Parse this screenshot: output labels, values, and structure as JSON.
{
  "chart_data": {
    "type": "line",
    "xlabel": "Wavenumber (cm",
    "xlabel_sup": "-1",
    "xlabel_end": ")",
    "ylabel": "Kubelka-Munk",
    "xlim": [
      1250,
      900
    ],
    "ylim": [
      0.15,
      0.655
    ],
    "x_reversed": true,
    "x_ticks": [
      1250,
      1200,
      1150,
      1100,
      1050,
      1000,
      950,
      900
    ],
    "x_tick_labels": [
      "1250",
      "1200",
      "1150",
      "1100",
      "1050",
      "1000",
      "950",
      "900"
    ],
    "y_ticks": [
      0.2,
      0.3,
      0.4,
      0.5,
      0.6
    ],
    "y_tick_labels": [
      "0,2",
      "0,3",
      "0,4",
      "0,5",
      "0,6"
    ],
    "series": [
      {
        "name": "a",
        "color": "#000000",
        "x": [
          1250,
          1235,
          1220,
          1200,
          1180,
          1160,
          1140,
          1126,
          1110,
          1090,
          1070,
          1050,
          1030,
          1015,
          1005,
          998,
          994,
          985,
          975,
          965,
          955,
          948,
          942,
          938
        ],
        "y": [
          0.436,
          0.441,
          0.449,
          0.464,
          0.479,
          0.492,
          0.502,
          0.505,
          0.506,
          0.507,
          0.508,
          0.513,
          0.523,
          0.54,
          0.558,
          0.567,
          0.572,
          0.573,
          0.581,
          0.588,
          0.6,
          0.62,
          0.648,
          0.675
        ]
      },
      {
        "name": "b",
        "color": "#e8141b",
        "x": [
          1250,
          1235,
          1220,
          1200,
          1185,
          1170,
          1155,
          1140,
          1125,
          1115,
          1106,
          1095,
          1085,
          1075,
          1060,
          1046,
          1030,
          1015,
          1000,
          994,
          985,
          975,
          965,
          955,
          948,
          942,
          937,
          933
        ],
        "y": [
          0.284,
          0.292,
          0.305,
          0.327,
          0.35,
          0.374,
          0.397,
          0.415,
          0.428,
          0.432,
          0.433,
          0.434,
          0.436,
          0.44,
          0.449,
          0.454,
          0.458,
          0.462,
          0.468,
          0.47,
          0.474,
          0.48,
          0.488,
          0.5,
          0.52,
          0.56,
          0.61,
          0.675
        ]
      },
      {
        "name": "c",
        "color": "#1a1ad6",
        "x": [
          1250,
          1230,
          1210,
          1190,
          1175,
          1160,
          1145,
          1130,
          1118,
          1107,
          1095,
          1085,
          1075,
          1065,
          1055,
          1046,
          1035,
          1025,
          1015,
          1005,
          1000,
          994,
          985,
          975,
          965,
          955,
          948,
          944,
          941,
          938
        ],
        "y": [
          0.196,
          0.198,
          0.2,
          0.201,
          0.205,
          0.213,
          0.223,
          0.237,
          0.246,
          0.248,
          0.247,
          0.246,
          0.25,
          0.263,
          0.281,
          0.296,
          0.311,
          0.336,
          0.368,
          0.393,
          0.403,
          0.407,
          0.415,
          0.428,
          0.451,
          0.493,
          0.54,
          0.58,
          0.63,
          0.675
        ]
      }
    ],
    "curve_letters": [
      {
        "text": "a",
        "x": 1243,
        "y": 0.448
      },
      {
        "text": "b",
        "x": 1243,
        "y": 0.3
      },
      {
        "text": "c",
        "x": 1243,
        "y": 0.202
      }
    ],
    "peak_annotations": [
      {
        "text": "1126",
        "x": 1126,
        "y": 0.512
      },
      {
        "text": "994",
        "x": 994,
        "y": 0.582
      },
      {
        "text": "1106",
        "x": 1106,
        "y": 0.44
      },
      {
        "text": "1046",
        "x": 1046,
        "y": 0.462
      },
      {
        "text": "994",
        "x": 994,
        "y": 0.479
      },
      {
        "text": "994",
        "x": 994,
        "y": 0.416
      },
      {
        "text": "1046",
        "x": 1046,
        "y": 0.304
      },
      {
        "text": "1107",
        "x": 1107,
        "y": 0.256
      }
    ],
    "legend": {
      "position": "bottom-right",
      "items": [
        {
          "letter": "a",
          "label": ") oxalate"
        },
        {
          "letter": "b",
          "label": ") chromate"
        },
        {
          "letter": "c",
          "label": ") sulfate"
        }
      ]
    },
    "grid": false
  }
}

**Given exercise**
Extract each line of the listing above, copying it word for word.

**Correct response**
Parse this screenshot: output labels, values, and structure as JSON.
{
  "chart_data": {
    "type": "line",
    "xlabel": "Wavenumber (cm",
    "xlabel_sup": "-1",
    "xlabel_end": ")",
    "ylabel": "Kubelka-Munk",
    "xlim": [
      1250,
      900
    ],
    "ylim": [
      0.15,
      0.655
    ],
    "x_reversed": true,
    "x_ticks": [
      1250,
      1200,
      1150,
      1100,
      1050,
      1000,
      950,
      900
    ],
    "x_tick_labels": [
      "1250",
      "1200",
      "1150",
      "1100",
      "1050",
      "1000",
      "950",
      "900"
    ],
    "y_ticks": [
      0.2,
      0.3,
      0.4,
      0.5,
      0.6
    ],
    "y_tick_labels": [
      "0,2",
      "0,3",
      "0,4",
      "0,5",
      "0,6"
    ],
    "series": [
      {
        "name": "a",
        "color": "#000000",
        "x": [
          1250,
          1235,
          1220,
          1200,
          1180,
          1160,
          1140,
          1126,
          1110,
          1090,
          1070,
          1050,
          1030,
          1015,
          1005,
          998,
          994,
          985,
          975,
          965,
          955,
          948,
          942,
          938
        ],
        "y": [
          0.436,
          0.441,
          0.449,
          0.464,
          0.479,
          0.492,
          0.502,
          0.505,
          0.506,
          0.507,
          0.508,
          0.513,
          0.523,
          0.54,
          0.558,
          0.567,
          0.572,
          0.573,
          0.581,
          0.588,
          0.6,
          0.62,
          0.648,
          0.675
        ]
      },
      {
        "name": "b",
        "color": "#e8141b",
        "x": [
          1250,
          1235,
          1220,
          1200,
          1185,
          1170,
          1155,
          1140,
          1125,
          1115,
          1106,
          1095,
          1085,
          1075,
          1060,
          1046,
          1030,
          1015,
          1000,
          994,
          985,
          975,
          965,
          955,
          948,
          942,
          937,
          933
        ],
        "y": [
          0.284,
          0.292,
          0.305,
          0.327,
          0.35,
          0.374,
          0.397,
          0.415,
          0.428,
          0.432,
          0.433,
          0.434,
          0.436,
          0.44,
          0.449,
          0.454,
          0.458,
          0.462,
          0.468,
          0.47,
          0.474,
          0.48,
          0.488,
          0.5,
          0.52,
          0.56,
          0.61,
          0.675
        ]
      },
      {
        "name": "c",
        "color": "#1a1ad6",
        "x": [
          1250,
          1230,
          1210,
          1190,
          1175,
          1160,
          1145,
          1130,
          1118,
          1107,
          1095,
          1085,
          1075,
          1065,
          1055,
          1046,
          1035,
          1025,
          1015,
          1005,
          1000,
          994,
          985,
          975,
          965,
          955,
          948,
          944,
          941,
          938
        ],
        "y": [
          0.196,
          0.198,
          0.2,
          0.201,
          0.205,
          0.213,
          0.223,
          0.237,
          0.246,
          0.248,
          0.247,
          0.246,
          0.25,
          0.263,
          0.281,
          0.296,
          0.311,
          0.336,
          0.368,
          0.393,
          0.403,
          0.407,
          0.415,
          0.428,
          0.451,
          0.493,
          0.54,
          0.58,
          0.63,
          0.675
        ]
      }
    ],
    "curve_letters": [
      {
        "text": "a",
        "x": 1243,
        "y": 0.448
      },
      {
        "text": "b",
        "x": 1243,
        "y": 0.3
      },
      {
        "text": "c",
        "x": 1243,
        "y": 0.202
      }
    ],
    "peak_annotations": [
      {
        "text": "1126",
        "x": 1126,
        "y": 0.512
      },
      {
        "text": "994",
        "x": 994,
        "y": 0.582
      },
      {
        "text": "1106",
        "x": 1106,
        "y": 0.44
      },
      {
        "text": "1046",
        "x": 1046,
        "y": 0.462
      },
      {
        "text": "994",
        "x": 994,
        "y": 0.479
      },
      {
        "text": "994",
        "x": 994,
        "y": 0.416
      },
      {
        "text": "1046",
        "x": 1046,
        "y": 0.304
      },
      {
        "text": "1107",
        "x": 1107,
        "y": 0.256
      }
    ],
    "legend": {
      "position": "bottom-right",
      "items": [
        {
          "letter": "a",
          "label": ") oxalate"
        },
        {
          "letter": "b",
          "label": ") chromate"
        },
        {
          "letter": "c",
          "label": ") sulfate"
        }
      ]
    },
    "grid": false
  }
}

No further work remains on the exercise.